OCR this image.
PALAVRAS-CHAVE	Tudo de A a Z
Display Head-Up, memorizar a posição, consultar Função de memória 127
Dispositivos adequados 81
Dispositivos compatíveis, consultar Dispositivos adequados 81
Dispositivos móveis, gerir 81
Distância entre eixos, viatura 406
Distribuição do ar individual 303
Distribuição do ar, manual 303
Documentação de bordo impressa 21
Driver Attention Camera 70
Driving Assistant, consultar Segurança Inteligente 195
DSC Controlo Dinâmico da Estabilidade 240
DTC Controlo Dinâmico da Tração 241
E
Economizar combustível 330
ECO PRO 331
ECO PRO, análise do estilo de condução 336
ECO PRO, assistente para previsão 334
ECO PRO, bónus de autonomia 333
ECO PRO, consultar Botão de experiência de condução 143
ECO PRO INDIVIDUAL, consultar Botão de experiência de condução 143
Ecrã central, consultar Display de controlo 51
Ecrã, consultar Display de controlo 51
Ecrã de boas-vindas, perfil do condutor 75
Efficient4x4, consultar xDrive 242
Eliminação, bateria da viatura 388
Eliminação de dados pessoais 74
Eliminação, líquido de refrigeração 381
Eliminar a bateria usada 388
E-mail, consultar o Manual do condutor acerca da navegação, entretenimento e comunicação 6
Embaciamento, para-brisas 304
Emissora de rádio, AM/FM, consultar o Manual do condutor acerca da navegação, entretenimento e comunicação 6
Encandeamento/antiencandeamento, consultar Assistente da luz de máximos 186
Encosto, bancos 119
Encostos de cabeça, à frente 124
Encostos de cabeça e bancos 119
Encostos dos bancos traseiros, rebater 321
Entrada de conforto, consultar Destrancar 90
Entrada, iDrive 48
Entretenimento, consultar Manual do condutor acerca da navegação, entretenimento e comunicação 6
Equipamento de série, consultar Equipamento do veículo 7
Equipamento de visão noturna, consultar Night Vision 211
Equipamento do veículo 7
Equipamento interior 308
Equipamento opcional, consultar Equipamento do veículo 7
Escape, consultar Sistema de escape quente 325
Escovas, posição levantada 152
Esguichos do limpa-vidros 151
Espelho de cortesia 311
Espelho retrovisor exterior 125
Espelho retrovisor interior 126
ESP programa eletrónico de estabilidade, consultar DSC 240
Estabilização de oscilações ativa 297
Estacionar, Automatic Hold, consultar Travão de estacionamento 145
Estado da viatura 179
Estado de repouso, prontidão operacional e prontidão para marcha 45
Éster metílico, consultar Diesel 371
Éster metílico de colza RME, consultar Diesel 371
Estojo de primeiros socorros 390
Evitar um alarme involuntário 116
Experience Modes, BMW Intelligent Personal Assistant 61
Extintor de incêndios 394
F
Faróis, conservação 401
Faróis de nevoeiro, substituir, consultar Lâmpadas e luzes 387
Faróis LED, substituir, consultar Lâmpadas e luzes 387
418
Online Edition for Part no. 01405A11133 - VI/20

┄┄┄┄┄┄┄┄┄┄┄┄┄┄┄┄┄┄┄┄

-- Written problem --
Give every line of the material that includes the string "Lâmpadas".

-- Answer for the task --
Faróis de nevoeiro, substituir, consultar Lâmpadas e luzes 387
Faróis LED, substituir, consultar Lâmpadas e luzes 387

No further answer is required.